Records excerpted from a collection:
▽
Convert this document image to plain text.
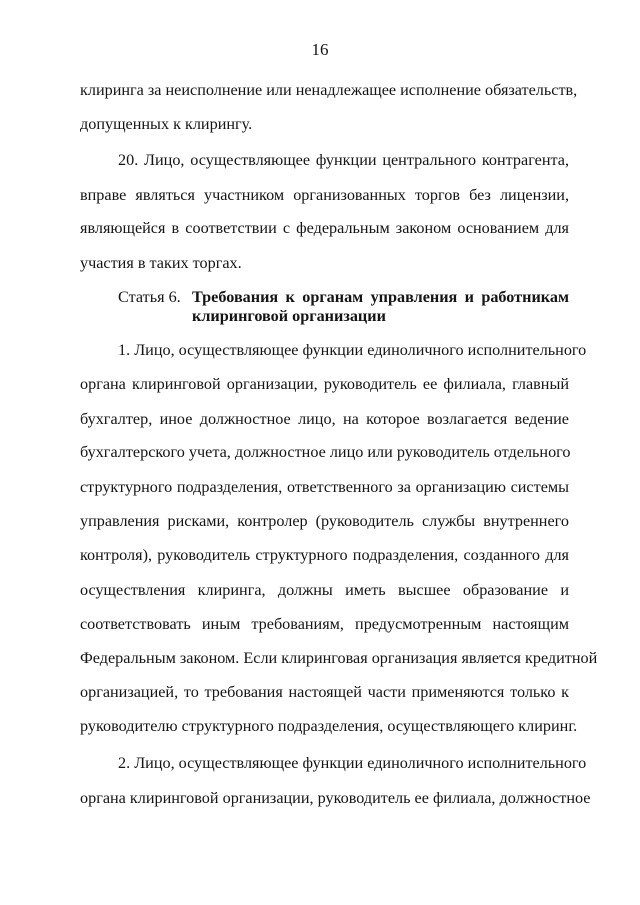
16
клиринга за неисполнение или ненадлежащее исполнение обязательств,
допущенных к клирингу.
20. Лицо, осуществляющее функции центрального контрагента,
вправе являться участником организованных торгов без лицензии,
являющейся в соответствии с федеральным законом основанием для
участия в таких торгах.
Статья 6. Требования к органам управления и работникам
клиринговой организации
1. Лицо, осуществляющее функции единоличного исполнительного
органа клиринговой организации, руководитель ее филиала, главный
бухгалтер, иное должностное лицо, на которое возлагается ведение
бухгалтерского учета, должностное лицо или руководитель отдельного
структурного подразделения, ответственного за организацию системы
управления рисками, контролер (руководитель службы внутреннего
контроля), руководитель структурного подразделения, созданного для
осуществления клиринга, должны иметь высшее образование и
соответствовать иным требованиям, предусмотренным настоящим
Федеральным законом. Если клиринговая организация является кредитной
организацией, то требования настоящей части применяются только к
руководителю структурного подразделения, осуществляющего клиринг.
2. Лицо, осуществляющее функции единоличного исполнительного
органа клиринговой организации, руководитель ее филиала, должностное
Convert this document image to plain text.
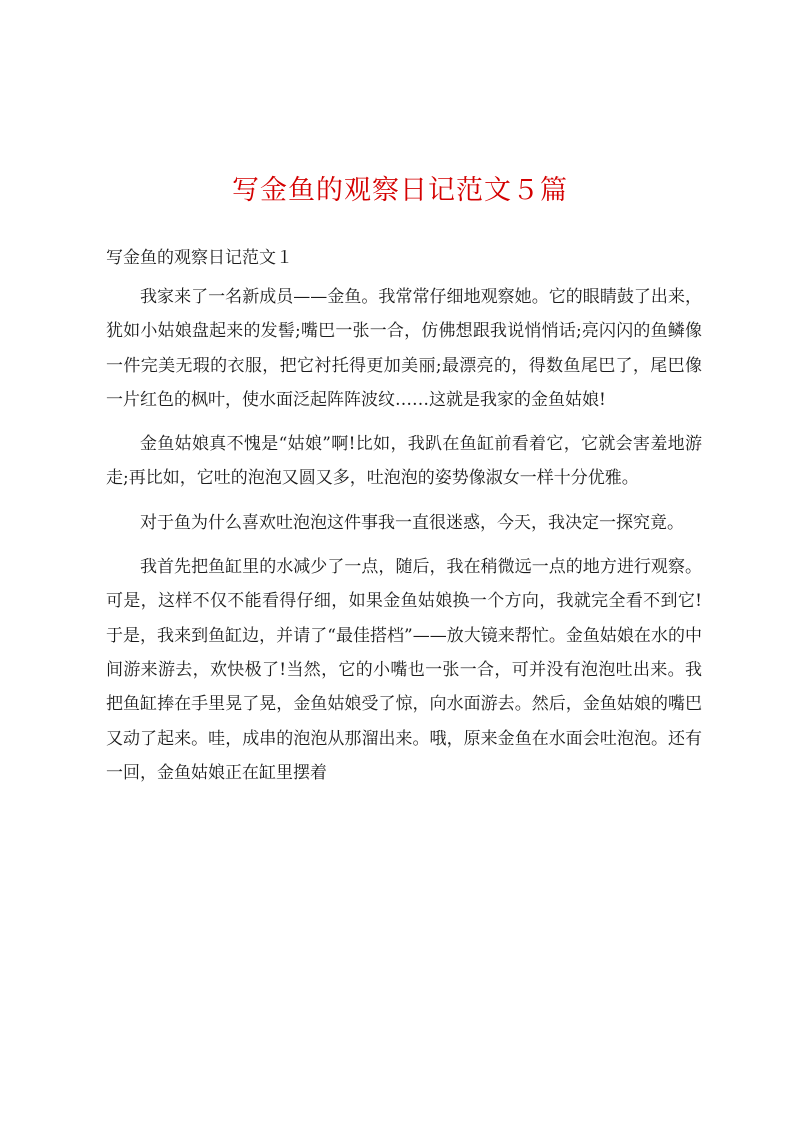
写金鱼的观察日记范文５篇
写金鱼的观察日记范文１

我家来了一名新成员——金鱼。我常常仔细地观察她。它的眼睛鼓了出来，犹如小姑娘盘起来的发髻;嘴巴一张一合，仿佛想跟我说悄悄话;亮闪闪的鱼鳞像一件完美无瑕的衣服，把它衬托得更加美丽;最漂亮的，得数鱼尾巴了，尾巴像一片红色的枫叶，使水面泛起阵阵波纹……这就是我家的金鱼姑娘!

金鱼姑娘真不愧是“姑娘”啊!比如，我趴在鱼缸前看着它，它就会害羞地游走;再比如，它吐的泡泡又圆又多，吐泡泡的姿势像淑女一样十分优雅。

对于鱼为什么喜欢吐泡泡这件事我一直很迷惑，今天，我决定一探究竟。

我首先把鱼缸里的水减少了一点，随后，我在稍微远一点的地方进行观察。可是，这样不仅不能看得仔细，如果金鱼姑娘换一个方向，我就完全看不到它!于是，我来到鱼缸边，并请了“最佳搭档”——放大镜来帮忙。金鱼姑娘在水的中间游来游去，欢快极了!当然，它的小嘴也一张一合，可并没有泡泡吐出来。我把鱼缸捧在手里晃了晃，金鱼姑娘受了惊，向水面游去。然后，金鱼姑娘的嘴巴又动了起来。哇，成串的泡泡从那溜出来。哦，原来金鱼在水面会吐泡泡。还有一回，金鱼姑娘正在缸里摆着
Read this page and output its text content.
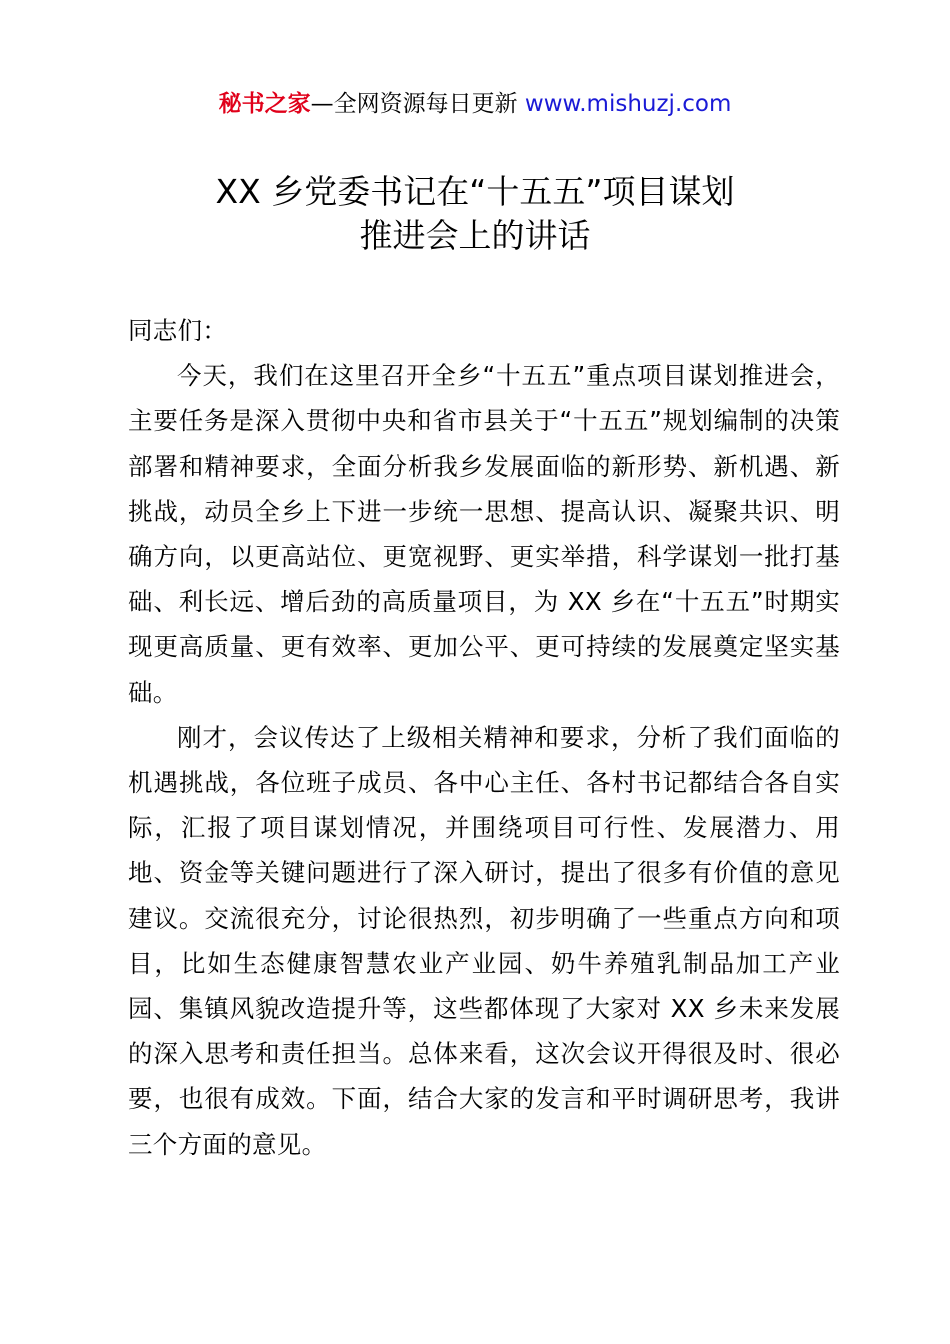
秘书之家—全网资源每日更新 www.mishuzj.com
XX 乡党委书记在“十五五”项目谋划
推进会上的讲话

同志们：

今天，我们在这里召开全乡“十五五”重点项目谋划推进会，主要任务是深入贯彻中央和省市县关于“十五五”规划编制的决策部署和精神要求，全面分析我乡发展面临的新形势、新机遇、新挑战，动员全乡上下进一步统一思想、提高认识、凝聚共识、明确方向，以更高站位、更宽视野、更实举措，科学谋划一批打基础、利长远、增后劲的高质量项目，为 XX 乡在“十五五”时期实现更高质量、更有效率、更加公平、更可持续的发展奠定坚实基础。

刚才，会议传达了上级相关精神和要求，分析了我们面临的机遇挑战，各位班子成员、各中心主任、各村书记都结合各自实际，汇报了项目谋划情况，并围绕项目可行性、发展潜力、用地、资金等关键问题进行了深入研讨，提出了很多有价值的意见建议。交流很充分，讨论很热烈，初步明确了一些重点方向和项目，比如生态健康智慧农业产业园、奶牛养殖乳制品加工产业园、集镇风貌改造提升等，这些都体现了大家对 XX 乡未来发展的深入思考和责任担当。总体来看，这次会议开得很及时、很必要，也很有成效。下面，结合大家的发言和平时调研思考，我讲三个方面的意见。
△
Skip the pictures and transcribe the rest of the records exactly.

▶ **COMPLETED TASK**:
Convert this document image to plain text.
16
клиринга за неисполнение или ненадлежащее исполнение обязательств,
допущенных к клирингу.
20. Лицо, осуществляющее функции центрального контрагента,
вправе являться участником организованных торгов без лицензии,
являющейся в соответствии с федеральным законом основанием для
участия в таких торгах.
Статья 6. Требования к органам управления и работникам
клиринговой организации
1. Лицо, осуществляющее функции единоличного исполнительного
органа клиринговой организации, руководитель ее филиала, главный
бухгалтер, иное должностное лицо, на которое возлагается ведение
бухгалтерского учета, должностное лицо или руководитель отдельного
структурного подразделения, ответственного за организацию системы
управления рисками, контролер (руководитель службы внутреннего
контроля), руководитель структурного подразделения, созданного для
осуществления клиринга, должны иметь высшее образование и
соответствовать иным требованиям, предусмотренным настоящим
Федеральным законом. Если клиринговая организация является кредитной
организацией, то требования настоящей части применяются только к
руководителю структурного подразделения, осуществляющего клиринг.
2. Лицо, осуществляющее функции единоличного исполнительного
органа клиринговой организации, руководитель ее филиала, должностное
Convert this document image to plain text.
写金鱼的观察日记范文５篇
写金鱼的观察日记范文１

我家来了一名新成员——金鱼。我常常仔细地观察她。它的眼睛鼓了出来，犹如小姑娘盘起来的发髻;嘴巴一张一合，仿佛想跟我说悄悄话;亮闪闪的鱼鳞像一件完美无瑕的衣服，把它衬托得更加美丽;最漂亮的，得数鱼尾巴了，尾巴像一片红色的枫叶，使水面泛起阵阵波纹……这就是我家的金鱼姑娘!

金鱼姑娘真不愧是“姑娘”啊!比如，我趴在鱼缸前看着它，它就会害羞地游走;再比如，它吐的泡泡又圆又多，吐泡泡的姿势像淑女一样十分优雅。

对于鱼为什么喜欢吐泡泡这件事我一直很迷惑，今天，我决定一探究竟。

我首先把鱼缸里的水减少了一点，随后，我在稍微远一点的地方进行观察。可是，这样不仅不能看得仔细，如果金鱼姑娘换一个方向，我就完全看不到它!于是，我来到鱼缸边，并请了“最佳搭档”——放大镜来帮忙。金鱼姑娘在水的中间游来游去，欢快极了!当然，它的小嘴也一张一合，可并没有泡泡吐出来。我把鱼缸捧在手里晃了晃，金鱼姑娘受了惊，向水面游去。然后，金鱼姑娘的嘴巴又动了起来。哇，成串的泡泡从那溜出来。哦，原来金鱼在水面会吐泡泡。还有一回，金鱼姑娘正在缸里摆着
Read this page and output its text content.
秘书之家—全网资源每日更新 www.mishuzj.com
XX 乡党委书记在“十五五”项目谋划
推进会上的讲话

同志们：

今天，我们在这里召开全乡“十五五”重点项目谋划推进会，主要任务是深入贯彻中央和省市县关于“十五五”规划编制的决策部署和精神要求，全面分析我乡发展面临的新形势、新机遇、新挑战，动员全乡上下进一步统一思想、提高认识、凝聚共识、明确方向，以更高站位、更宽视野、更实举措，科学谋划一批打基础、利长远、增后劲的高质量项目，为 XX 乡在“十五五”时期实现更高质量、更有效率、更加公平、更可持续的发展奠定坚实基础。

刚才，会议传达了上级相关精神和要求，分析了我们面临的机遇挑战，各位班子成员、各中心主任、各村书记都结合各自实际，汇报了项目谋划情况，并围绕项目可行性、发展潜力、用地、资金等关键问题进行了深入研讨，提出了很多有价值的意见建议。交流很充分，讨论很热烈，初步明确了一些重点方向和项目，比如生态健康智慧农业产业园、奶牛养殖乳制品加工产业园、集镇风貌改造提升等，这些都体现了大家对 XX 乡未来发展的深入思考和责任担当。总体来看，这次会议开得很及时、很必要，也很有成效。下面，结合大家的发言和平时调研思考，我讲三个方面的意见。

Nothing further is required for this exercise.